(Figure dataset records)

________

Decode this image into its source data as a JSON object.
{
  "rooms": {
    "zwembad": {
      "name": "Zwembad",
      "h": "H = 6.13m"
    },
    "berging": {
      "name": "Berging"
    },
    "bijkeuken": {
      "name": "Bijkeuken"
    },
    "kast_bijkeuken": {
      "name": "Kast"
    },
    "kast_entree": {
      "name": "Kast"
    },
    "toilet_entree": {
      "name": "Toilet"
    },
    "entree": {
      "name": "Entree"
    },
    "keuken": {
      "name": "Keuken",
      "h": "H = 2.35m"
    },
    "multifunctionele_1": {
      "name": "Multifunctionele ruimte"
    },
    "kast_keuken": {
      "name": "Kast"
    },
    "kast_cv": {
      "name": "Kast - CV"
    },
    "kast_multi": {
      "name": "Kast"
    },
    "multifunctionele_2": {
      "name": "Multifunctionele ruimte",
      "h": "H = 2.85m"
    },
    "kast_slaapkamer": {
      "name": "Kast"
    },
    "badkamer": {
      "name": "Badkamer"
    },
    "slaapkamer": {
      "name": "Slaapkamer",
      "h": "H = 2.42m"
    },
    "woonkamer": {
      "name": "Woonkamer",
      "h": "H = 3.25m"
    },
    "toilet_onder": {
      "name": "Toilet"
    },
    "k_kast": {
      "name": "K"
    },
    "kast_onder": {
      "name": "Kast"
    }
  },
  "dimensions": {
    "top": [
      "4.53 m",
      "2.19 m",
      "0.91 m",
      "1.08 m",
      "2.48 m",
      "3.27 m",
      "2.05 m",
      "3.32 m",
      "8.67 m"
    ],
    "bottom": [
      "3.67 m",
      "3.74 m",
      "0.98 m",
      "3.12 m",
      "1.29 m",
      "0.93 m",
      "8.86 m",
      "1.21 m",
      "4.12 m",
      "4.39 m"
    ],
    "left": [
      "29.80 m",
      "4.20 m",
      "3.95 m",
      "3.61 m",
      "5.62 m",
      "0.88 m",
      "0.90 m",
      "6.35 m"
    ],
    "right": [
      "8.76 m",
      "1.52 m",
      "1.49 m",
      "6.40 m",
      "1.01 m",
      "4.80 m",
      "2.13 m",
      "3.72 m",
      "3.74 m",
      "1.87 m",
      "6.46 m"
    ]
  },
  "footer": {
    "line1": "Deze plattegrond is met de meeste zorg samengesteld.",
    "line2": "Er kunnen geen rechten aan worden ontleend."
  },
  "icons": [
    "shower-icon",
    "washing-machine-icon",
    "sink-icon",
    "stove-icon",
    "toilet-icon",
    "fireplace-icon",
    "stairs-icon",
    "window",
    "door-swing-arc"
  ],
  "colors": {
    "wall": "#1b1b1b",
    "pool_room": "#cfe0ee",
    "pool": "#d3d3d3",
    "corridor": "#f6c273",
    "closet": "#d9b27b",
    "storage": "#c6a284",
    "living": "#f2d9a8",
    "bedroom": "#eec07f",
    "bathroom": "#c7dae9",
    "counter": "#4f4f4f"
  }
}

________

# WHAT YOU HAVE TO DO
Copy out the whole listing, exactly as written.

# IN RESPONSE
Decode this image into its source data as a JSON object.
{
  "rooms": {
    "zwembad": {
      "name": "Zwembad",
      "h": "H = 6.13m"
    },
    "berging": {
      "name": "Berging"
    },
    "bijkeuken": {
      "name": "Bijkeuken"
    },
    "kast_bijkeuken": {
      "name": "Kast"
    },
    "kast_entree": {
      "name": "Kast"
    },
    "toilet_entree": {
      "name": "Toilet"
    },
    "entree": {
      "name": "Entree"
    },
    "keuken": {
      "name": "Keuken",
      "h": "H = 2.35m"
    },
    "multifunctionele_1": {
      "name": "Multifunctionele ruimte"
    },
    "kast_keuken": {
      "name": "Kast"
    },
    "kast_cv": {
      "name": "Kast - CV"
    },
    "kast_multi": {
      "name": "Kast"
    },
    "multifunctionele_2": {
      "name": "Multifunctionele ruimte",
      "h": "H = 2.85m"
    },
    "kast_slaapkamer": {
      "name": "Kast"
    },
    "badkamer": {
      "name": "Badkamer"
    },
    "slaapkamer": {
      "name": "Slaapkamer",
      "h": "H = 2.42m"
    },
    "woonkamer": {
      "name": "Woonkamer",
      "h": "H = 3.25m"
    },
    "toilet_onder": {
      "name": "Toilet"
    },
    "k_kast": {
      "name": "K"
    },
    "kast_onder": {
      "name": "Kast"
    }
  },
  "dimensions": {
    "top": [
      "4.53 m",
      "2.19 m",
      "0.91 m",
      "1.08 m",
      "2.48 m",
      "3.27 m",
      "2.05 m",
      "3.32 m",
      "8.67 m"
    ],
    "bottom": [
      "3.67 m",
      "3.74 m",
      "0.98 m",
      "3.12 m",
      "1.29 m",
      "0.93 m",
      "8.86 m",
      "1.21 m",
      "4.12 m",
      "4.39 m"
    ],
    "left": [
      "29.80 m",
      "4.20 m",
      "3.95 m",
      "3.61 m",
      "5.62 m",
      "0.88 m",
      "0.90 m",
      "6.35 m"
    ],
    "right": [
      "8.76 m",
      "1.52 m",
      "1.49 m",
      "6.40 m",
      "1.01 m",
      "4.80 m",
      "2.13 m",
      "3.72 m",
      "3.74 m",
      "1.87 m",
      "6.46 m"
    ]
  },
  "footer": {
    "line1": "Deze plattegrond is met de meeste zorg samengesteld.",
    "line2": "Er kunnen geen rechten aan worden ontleend."
  },
  "icons": [
    "shower-icon",
    "washing-machine-icon",
    "sink-icon",
    "stove-icon",
    "toilet-icon",
    "fireplace-icon",
    "stairs-icon",
    "window",
    "door-swing-arc"
  ],
  "colors": {
    "wall": "#1b1b1b",
    "pool_room": "#cfe0ee",
    "pool": "#d3d3d3",
    "corridor": "#f6c273",
    "closet": "#d9b27b",
    "storage": "#c6a284",
    "living": "#f2d9a8",
    "bedroom": "#eec07f",
    "bathroom": "#c7dae9",
    "counter": "#4f4f4f"
  }
}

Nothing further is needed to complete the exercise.